● Aim
Copy each line below that includes "legend".

------------------------------------------------------------

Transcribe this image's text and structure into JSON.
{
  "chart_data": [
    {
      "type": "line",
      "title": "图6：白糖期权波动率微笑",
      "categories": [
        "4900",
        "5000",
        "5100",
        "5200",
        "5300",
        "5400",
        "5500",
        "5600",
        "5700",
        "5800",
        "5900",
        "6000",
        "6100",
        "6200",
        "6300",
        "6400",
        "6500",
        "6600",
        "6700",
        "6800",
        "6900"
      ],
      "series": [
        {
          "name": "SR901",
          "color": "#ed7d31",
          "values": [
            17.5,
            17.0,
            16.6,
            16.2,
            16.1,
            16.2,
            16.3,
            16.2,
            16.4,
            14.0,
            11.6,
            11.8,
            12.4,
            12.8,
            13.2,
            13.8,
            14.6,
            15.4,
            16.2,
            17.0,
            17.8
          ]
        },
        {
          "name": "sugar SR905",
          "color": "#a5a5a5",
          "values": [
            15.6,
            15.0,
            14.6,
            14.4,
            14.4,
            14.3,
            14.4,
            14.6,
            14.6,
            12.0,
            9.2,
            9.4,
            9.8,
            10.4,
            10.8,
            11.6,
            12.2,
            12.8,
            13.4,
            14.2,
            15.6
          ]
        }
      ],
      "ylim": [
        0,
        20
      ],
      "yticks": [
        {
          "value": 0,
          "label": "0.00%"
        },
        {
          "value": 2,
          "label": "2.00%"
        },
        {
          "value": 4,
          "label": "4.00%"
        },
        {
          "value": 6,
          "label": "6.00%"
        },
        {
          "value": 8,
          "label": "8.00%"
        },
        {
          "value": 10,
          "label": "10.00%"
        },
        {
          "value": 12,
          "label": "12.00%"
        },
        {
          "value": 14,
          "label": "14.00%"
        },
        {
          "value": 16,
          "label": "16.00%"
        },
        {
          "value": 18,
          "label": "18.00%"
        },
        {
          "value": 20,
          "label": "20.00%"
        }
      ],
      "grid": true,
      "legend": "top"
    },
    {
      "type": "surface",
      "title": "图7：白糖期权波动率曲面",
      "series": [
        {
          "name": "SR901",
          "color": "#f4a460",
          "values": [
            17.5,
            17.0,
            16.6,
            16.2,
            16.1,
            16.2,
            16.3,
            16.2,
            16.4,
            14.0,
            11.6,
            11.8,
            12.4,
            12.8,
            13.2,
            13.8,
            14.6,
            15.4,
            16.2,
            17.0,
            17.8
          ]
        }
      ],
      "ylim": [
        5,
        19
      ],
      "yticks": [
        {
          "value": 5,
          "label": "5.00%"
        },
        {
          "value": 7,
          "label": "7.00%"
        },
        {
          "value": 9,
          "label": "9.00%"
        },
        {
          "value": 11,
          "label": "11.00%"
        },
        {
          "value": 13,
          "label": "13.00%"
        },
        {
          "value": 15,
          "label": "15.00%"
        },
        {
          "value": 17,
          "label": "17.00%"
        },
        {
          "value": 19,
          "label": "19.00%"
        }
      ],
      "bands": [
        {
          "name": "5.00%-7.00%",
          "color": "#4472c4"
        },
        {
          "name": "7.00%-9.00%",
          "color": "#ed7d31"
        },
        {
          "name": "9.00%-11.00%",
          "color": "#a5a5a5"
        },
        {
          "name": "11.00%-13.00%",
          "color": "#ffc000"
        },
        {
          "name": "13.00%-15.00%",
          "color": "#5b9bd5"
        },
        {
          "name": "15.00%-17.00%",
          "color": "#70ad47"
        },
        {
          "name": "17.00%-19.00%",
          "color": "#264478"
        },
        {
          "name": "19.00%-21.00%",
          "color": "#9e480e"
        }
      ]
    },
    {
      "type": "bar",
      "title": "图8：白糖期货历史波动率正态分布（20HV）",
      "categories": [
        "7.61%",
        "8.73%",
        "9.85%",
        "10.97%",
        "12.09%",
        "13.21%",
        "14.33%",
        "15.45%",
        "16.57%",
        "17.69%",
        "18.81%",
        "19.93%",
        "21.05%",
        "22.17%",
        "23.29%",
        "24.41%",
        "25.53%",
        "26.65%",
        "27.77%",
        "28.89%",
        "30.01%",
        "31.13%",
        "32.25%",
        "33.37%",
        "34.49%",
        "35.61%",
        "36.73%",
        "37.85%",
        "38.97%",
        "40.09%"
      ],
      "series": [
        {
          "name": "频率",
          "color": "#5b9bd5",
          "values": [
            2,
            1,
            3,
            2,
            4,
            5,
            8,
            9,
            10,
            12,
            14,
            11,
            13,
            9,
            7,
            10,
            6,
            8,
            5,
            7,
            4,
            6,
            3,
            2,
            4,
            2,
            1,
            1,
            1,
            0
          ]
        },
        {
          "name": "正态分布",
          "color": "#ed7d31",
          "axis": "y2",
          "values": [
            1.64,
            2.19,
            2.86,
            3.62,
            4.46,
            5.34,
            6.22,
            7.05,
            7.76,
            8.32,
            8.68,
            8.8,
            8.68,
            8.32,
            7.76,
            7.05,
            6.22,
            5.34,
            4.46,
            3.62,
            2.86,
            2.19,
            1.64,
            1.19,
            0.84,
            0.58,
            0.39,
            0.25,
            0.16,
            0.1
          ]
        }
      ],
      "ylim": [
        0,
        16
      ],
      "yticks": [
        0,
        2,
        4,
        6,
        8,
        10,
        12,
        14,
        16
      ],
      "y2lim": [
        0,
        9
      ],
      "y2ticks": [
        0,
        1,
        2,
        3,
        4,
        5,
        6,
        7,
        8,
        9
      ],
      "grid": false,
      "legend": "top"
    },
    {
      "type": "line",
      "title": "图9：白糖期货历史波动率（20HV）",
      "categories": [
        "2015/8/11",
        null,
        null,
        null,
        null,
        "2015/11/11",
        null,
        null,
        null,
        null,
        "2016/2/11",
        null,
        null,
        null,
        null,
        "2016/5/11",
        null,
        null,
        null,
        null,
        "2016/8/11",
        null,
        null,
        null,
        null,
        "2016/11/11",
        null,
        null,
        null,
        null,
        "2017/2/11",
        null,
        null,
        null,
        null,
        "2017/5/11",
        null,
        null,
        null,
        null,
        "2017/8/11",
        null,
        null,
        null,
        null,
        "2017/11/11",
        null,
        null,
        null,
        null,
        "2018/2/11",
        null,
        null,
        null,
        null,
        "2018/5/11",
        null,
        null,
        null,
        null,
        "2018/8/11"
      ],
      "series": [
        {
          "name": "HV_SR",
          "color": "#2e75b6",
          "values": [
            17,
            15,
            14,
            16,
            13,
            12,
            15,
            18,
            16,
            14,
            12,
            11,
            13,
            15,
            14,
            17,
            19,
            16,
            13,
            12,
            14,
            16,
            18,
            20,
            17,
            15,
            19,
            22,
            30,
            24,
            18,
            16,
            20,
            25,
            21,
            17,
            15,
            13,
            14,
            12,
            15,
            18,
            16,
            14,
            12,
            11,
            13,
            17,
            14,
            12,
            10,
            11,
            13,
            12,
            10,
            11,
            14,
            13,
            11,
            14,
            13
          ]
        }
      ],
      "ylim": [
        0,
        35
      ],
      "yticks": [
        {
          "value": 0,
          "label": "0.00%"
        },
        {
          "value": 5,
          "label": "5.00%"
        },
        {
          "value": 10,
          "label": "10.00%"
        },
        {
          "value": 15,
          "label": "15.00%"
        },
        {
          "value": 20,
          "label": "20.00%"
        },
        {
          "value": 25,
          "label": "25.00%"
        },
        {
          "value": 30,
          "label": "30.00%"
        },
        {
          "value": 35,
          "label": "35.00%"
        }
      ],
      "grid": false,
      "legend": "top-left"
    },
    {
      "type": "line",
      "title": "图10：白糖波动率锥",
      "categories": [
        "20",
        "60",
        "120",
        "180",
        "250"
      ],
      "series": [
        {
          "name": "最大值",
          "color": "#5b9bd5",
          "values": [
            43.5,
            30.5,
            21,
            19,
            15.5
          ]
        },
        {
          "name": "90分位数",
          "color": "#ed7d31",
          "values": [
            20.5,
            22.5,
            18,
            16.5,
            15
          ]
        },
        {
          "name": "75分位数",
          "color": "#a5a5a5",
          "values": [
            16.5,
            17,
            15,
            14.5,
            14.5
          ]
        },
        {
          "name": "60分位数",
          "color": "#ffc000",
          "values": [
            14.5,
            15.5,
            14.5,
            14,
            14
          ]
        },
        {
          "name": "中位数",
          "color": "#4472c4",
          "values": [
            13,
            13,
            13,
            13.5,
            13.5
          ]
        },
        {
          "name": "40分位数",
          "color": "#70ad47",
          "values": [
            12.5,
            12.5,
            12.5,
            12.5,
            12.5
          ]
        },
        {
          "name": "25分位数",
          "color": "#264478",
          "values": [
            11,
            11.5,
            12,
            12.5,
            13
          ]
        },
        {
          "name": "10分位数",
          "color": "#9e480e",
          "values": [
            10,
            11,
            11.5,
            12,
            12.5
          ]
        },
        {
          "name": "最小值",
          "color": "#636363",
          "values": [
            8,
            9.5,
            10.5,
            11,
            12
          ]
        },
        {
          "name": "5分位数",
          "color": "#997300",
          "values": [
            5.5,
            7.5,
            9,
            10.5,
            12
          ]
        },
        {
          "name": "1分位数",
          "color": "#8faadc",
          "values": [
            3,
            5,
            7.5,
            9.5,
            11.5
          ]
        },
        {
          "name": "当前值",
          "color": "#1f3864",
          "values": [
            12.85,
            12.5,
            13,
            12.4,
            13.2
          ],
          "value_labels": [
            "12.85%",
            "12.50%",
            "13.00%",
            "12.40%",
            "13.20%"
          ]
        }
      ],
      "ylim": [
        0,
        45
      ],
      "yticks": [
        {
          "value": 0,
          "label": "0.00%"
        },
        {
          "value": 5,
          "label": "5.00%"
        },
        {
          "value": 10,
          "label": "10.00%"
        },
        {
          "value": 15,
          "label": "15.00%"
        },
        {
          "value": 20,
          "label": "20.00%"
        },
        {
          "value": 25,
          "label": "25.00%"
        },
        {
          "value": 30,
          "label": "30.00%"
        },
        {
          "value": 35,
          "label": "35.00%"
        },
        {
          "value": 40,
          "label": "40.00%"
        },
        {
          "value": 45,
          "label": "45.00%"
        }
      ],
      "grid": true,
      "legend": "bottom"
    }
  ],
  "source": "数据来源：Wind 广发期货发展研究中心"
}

------------------------------------------------------------

● Result for this exercise
      "legend": "top"
      "legend": "top"
      "legend": "top-left"
      "legend": "bottom"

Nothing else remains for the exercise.